TEXT EXTRACT:
--*--
Explain, please.  Is there any caller that would *not* have the matching
up_write_... in the same function, BTW?

Just in case - "defensive programming" is not a good answer (to just about any
question, TBH)...

> +static inline void down_write_kernfs_rwsem(struct kernfs_node *kn,
> +				      enum kernfs_rwsem_lock_pattern ptrn)
> +{
> +	struct rw_semaphore *p_rwsem = NULL;
> +	struct rw_semaphore *rwsem = kernfs_rwsem_ptr(kn);
> +	int lock_parent = 0;
> +
> +	if (ptrn == KERNFS_RWSEM_LOCK_SELF_AND_PARENT && kn->parent)
> +		lock_parent = 1;
> +
> +	if (lock_parent)
> +		p_rwsem = kernfs_rwsem_ptr(kn->parent);

Er...  And what's to prevent ->parent changing right under you?  For that
matter, why bother with that at all - what's wrong with your "lock two
nodes" primitive?  AFAICS, your current series has only one caller passing
that flag, so...

Note that ->unlock_parent thing is also dubious - the matching up_write_...
for that sole caller is in the same function, so it could bloody well
choose between single-up and double-up on its own.  Would make the whole
thing simpler...

> +/**
> + * down_read_kernfs_rwsem() - Acquire hashed rwsem
> + *
> + * @kn: kernfs_node for which hashed rwsem needs to be taken
> + * @ptrn: locking pattern i.e whether to lock only given node or to lock
> + *	  node and its parent as well
> + *
> + * In case of nested locking, rwsem with lower address is acquired first.
> + *
> + * Return: void
> + */

... and this one, AFAICS, doesn't need ptrn at all - no callers that would ask to
lock parent.

> +static inline void kernfs_swap_rwsems(struct rw_semaphore **array, int i, int j)
> +{
> +	struct rw_semaphore *tmp;
> +
> +	tmp = array[i];
> +	array[i] = array[j];
> +	array[j] = tmp;
> +}
> +
> +static inline void kernfs_sort_rwsems(struct rw_semaphore **array)
> +{
> +	if (array[0] > array[1])
> +		kernfs_swap_rwsems(array, 0, 1);
> +
> +	if (array[0] > array[2])
> +		kernfs_swap_rwsems(array, 0, 2);
> +
> +	if (array[1] > array[2])
> +		kernfs_swap_rwsems(array, 1, 2);
> +}
> +
> +/**
> + * down_write_kernfs_rwsem_rename_ns() - take hashed rwsem during
> + * rename or similar operations.
> + *
> + * @kn: kernfs_node of interest
> + * @current_parent: current parent of kernfs_node of interest
> + * @new_parent: about to become new parent of kernfs_node
> + *
> + * During rename or similar operations the parent of a node changes,
> + * and this means we will see different parents of a kernfs_node at
> + * the time of taking and releasing its or its parent's hashed rwsem.
--*--
INFORMATION GIVEN:
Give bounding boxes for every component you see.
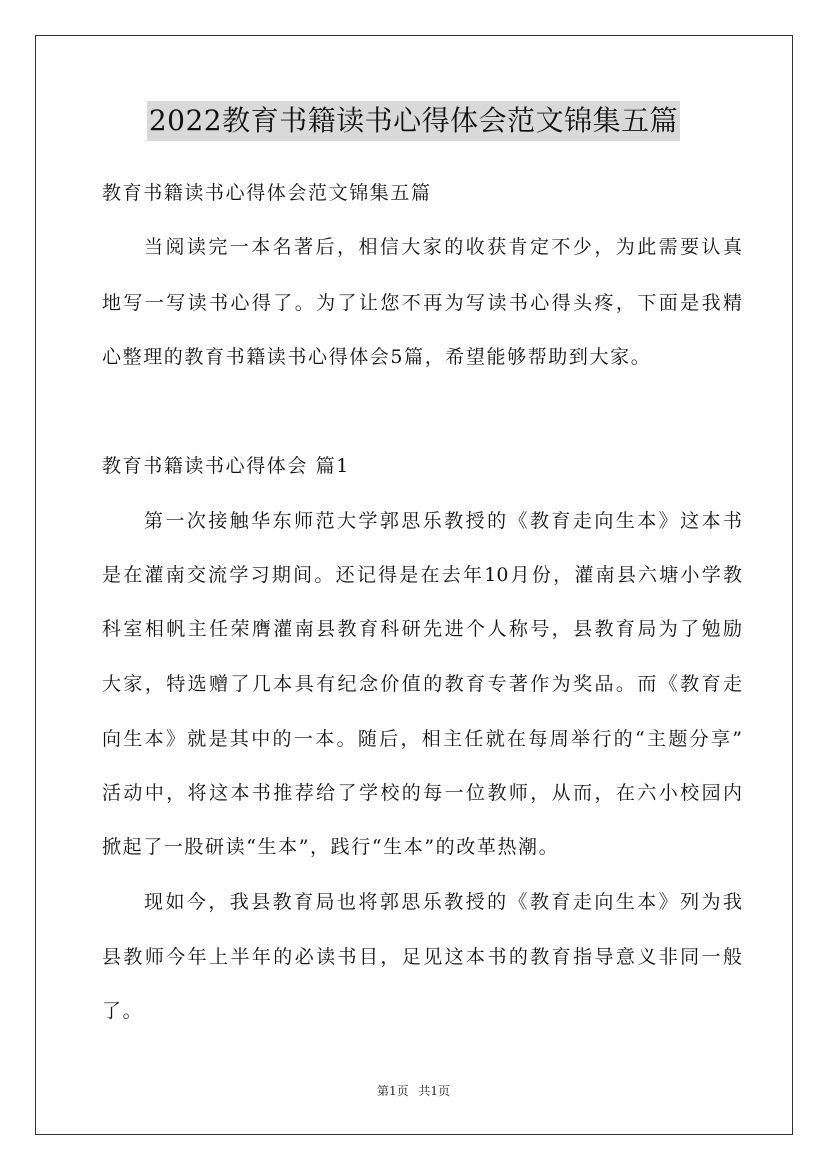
- document-title: 2022教育书籍读书心得体会范文锦集五篇: [147, 101, 680, 141]
- page-number-current: 第1页: [376, 1084, 409, 1098]
- section1-p1-line-2: 是在灌南交流学习期间。还记得是在去年10月份，灌南县六塘小学教: [102, 564, 742, 586]
- page-number-total: 共1页: [418, 1084, 451, 1098]
- section1-p1-line-7: 掀起了一股研读“生本”，践行“生本”的改革热潮。: [102, 836, 560, 858]
- intro-line-1: 当阅读完一本名著后，相信大家的收获肯定不少，为此需要认真: [144, 236, 742, 258]
- section1-p1-line-5: 向生本》就是其中的一本。随后，相主任就在每周举行的“主题分享”: [102, 728, 742, 750]
- section1-p1-line-3: 科室相帆主任荣膺灌南县教育科研先进个人称号，县教育局为了勉励: [102, 618, 742, 640]
- section1-p2-line-3: 了。: [102, 1000, 144, 1022]
- intro-line-2: 地写一写读书心得了。为了让您不再为写读书心得头疼，下面是我精: [102, 292, 742, 314]
- section1-p1-line-6: 活动中，将这本书推荐给了学校的每一位教师，从而，在六小校园内: [102, 782, 742, 804]
- section1-p2-line-1: 现如今，我县教育局也将郭思乐教授的《教育走向生本》列为我: [144, 891, 742, 913]
- section1-p1-line-1: 第一次接触华东师范大学郭思乐教授的《教育走向生本》这本书: [144, 510, 742, 532]
- document-subtitle: 教育书籍读书心得体会范文锦集五篇: [102, 182, 432, 204]
- intro-line-3: 心整理的教育书籍读书心得体会5篇，希望能够帮助到大家。: [102, 346, 652, 368]
- section1-p1-line-4: 大家，特选赠了几本具有纪念价值的教育专著作为奖品。而《教育走: [102, 673, 742, 695]
- page-footer: [0, 1083, 827, 1099]
- section1-p2-line-2: 县教师今年上半年的必读书目，足见这本书的教育指导意义非同一般: [102, 946, 742, 968]
- section1-heading: 教育书籍读书心得体会 篇1: [102, 455, 350, 477]
- title-container: [0, 101, 827, 141]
--*--
TASK GOAL:
Write the next part of the kernfs rwsem patch review, picking up right after its last sentence.

RESULT:
> + * This function separately takes locks corresponding to node, and
> + * corresponding to its current and future parents (if needed).
> + *
> + * Return: void
> + */
> +static inline void down_write_kernfs_rwsem_rename_ns(struct kernfs_node *kn,
> +					struct kernfs_node *current_parent,
> +					struct kernfs_node *new_parent)
> +{
> +	struct rw_semaphore *array[3];
> +
> +	array[0] = kernfs_rwsem_ptr(kn);
> +	array[1] = kernfs_rwsem_ptr(current_parent);
> +	array[2] = kernfs_rwsem_ptr(new_parent);
> +
> +	if (array[0] == array[1] && array[0] == array[2]) {
> +		/* All 3 nodes hash to same rwsem */
> +		down_write_nested(array[0], 0);
> +	} else {
> +		/**
> +		 * All 3 nodes are not hashing to the same rwsem, so sort the
> +		 * array.
> +		 */
> +		kernfs_sort_rwsems(array);
> +
> +		if (array[0] == array[1] || array[1] == array[2]) {
> +			/**
> +			 * Two nodes hash to same rwsem, and these
> +			 * will occupy consecutive places in array after
> +			 * sorting.
> +			 */
> +			down_write_nested(array[0], 0);
> +			down_write_nested(array[2], 1);
> +		} else {
> +			/* All 3 nodes hashe to different rwsems */
> +			down_write_nested(array[0], 0);
> +			down_write_nested(array[1], 1);
> +			down_write_nested(array[2], 2);
> +		}
> +	}
> +
> +	kernfs_get(kn);
> +	kernfs_get(current_parent);
> +	kernfs_get(new_parent);
> +}

Holy shit...  And _that_ is supposed to be inlined?  Complete with sorting the
array, etc.?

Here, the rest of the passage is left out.